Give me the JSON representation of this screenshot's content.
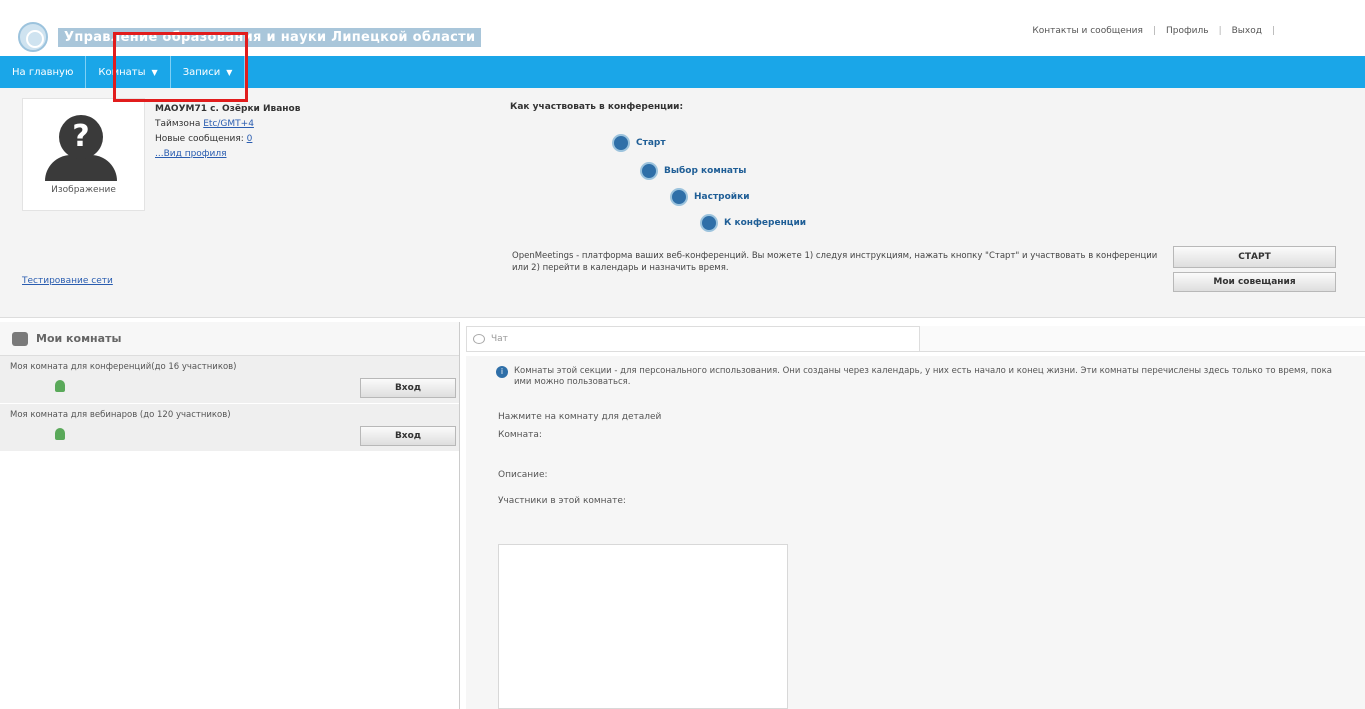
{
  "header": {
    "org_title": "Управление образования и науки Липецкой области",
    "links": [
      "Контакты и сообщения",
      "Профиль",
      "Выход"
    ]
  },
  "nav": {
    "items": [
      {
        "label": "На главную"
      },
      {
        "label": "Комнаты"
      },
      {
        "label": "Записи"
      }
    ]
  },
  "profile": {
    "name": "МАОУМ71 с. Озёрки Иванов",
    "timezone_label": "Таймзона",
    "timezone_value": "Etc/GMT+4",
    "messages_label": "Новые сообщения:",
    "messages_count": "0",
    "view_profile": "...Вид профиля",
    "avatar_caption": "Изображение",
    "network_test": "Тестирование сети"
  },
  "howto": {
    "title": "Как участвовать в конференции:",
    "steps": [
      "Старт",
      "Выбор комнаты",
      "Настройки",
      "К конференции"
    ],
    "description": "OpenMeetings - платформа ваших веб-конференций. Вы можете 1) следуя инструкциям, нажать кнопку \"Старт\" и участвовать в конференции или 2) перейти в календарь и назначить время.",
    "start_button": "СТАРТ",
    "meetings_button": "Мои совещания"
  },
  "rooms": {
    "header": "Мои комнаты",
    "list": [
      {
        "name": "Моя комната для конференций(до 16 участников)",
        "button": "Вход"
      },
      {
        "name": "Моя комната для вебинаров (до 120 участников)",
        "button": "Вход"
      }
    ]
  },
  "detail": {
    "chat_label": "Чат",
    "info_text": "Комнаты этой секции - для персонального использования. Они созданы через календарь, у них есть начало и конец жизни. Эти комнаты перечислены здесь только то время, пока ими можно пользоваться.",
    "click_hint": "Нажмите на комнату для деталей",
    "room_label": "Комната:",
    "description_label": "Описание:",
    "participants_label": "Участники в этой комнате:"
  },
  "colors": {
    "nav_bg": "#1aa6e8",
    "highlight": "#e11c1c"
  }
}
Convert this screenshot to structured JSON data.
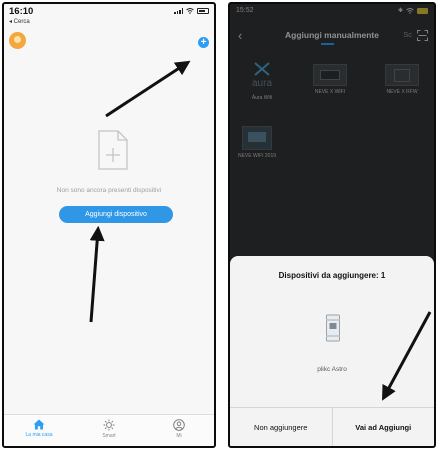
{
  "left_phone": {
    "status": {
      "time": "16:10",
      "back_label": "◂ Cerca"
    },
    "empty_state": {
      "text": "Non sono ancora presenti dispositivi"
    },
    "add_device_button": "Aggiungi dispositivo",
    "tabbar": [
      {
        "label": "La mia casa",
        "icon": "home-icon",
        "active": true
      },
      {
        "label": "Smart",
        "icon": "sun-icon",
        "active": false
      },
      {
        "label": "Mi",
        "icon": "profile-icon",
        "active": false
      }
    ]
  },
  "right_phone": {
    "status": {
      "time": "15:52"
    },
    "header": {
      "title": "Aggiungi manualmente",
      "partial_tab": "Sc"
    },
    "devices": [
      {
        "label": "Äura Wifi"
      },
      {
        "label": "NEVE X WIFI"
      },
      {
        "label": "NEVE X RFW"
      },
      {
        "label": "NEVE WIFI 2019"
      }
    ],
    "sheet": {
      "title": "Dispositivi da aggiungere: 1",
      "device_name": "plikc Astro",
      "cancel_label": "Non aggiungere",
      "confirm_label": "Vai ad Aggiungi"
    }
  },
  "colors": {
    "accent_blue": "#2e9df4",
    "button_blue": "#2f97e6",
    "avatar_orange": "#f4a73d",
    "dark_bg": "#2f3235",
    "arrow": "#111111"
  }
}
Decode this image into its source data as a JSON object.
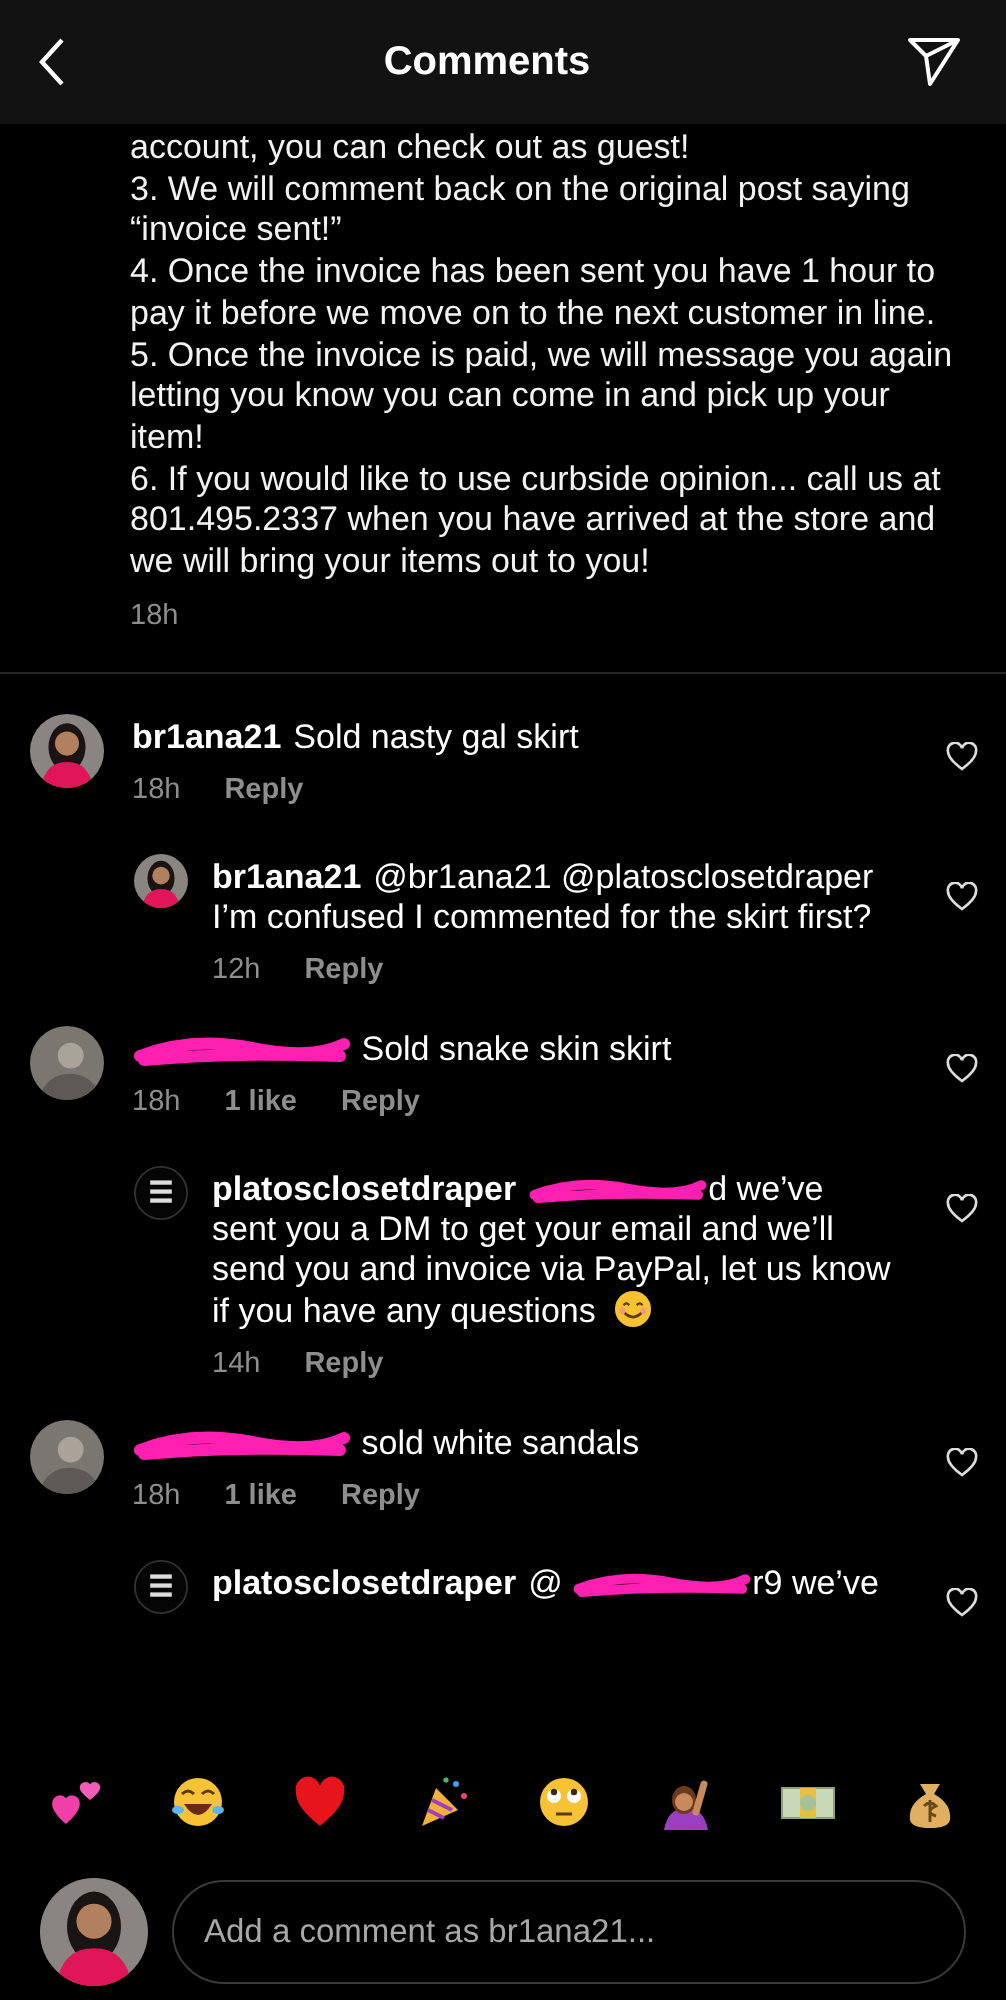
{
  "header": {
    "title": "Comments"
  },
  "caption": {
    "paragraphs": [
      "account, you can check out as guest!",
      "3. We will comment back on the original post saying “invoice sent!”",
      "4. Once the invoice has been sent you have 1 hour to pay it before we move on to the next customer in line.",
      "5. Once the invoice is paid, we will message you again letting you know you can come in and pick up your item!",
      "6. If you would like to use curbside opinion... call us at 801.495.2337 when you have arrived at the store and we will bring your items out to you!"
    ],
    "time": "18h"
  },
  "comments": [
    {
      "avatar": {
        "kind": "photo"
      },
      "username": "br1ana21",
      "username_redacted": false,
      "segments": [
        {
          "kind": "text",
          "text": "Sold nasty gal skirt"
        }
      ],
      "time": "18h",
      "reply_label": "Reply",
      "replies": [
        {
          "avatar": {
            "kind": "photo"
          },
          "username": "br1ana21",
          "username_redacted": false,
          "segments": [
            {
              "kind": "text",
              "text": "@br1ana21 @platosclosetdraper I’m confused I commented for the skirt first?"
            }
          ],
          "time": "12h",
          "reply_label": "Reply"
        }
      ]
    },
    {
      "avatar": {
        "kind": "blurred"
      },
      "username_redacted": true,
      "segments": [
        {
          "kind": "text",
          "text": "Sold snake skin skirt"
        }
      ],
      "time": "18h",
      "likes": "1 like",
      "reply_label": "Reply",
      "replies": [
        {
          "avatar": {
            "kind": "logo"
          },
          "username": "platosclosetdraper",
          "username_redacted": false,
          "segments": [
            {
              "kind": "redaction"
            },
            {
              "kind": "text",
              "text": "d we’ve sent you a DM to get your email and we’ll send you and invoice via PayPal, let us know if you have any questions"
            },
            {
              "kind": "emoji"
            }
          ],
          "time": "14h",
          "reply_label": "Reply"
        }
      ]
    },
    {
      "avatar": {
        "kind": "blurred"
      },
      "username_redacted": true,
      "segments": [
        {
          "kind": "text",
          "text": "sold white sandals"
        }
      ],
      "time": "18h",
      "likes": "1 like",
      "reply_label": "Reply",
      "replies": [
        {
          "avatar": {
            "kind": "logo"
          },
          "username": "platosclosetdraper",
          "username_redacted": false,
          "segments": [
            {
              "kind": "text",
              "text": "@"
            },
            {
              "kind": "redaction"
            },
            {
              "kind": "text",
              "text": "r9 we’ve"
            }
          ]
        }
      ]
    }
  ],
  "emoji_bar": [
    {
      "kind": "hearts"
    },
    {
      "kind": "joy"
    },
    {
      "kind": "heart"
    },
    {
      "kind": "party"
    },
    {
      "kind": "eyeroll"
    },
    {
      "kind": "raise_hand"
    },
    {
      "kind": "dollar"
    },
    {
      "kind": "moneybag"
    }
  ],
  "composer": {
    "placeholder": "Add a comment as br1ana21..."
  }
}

##############################

What is being asked |
Copy all lines from the data that hold the word "have".

Solution |
      "4. Once the invoice has been sent you have 1 hour to pay it before we move on to the next customer in line.",
      "6. If you would like to use curbside opinion... call us at 801.495.2337 when you have arrived at the store and we will bring your items out to you!"
              "text": "d we’ve sent you a DM to get your email and we’ll send you and invoice via PayPal, let us know if you have any questions"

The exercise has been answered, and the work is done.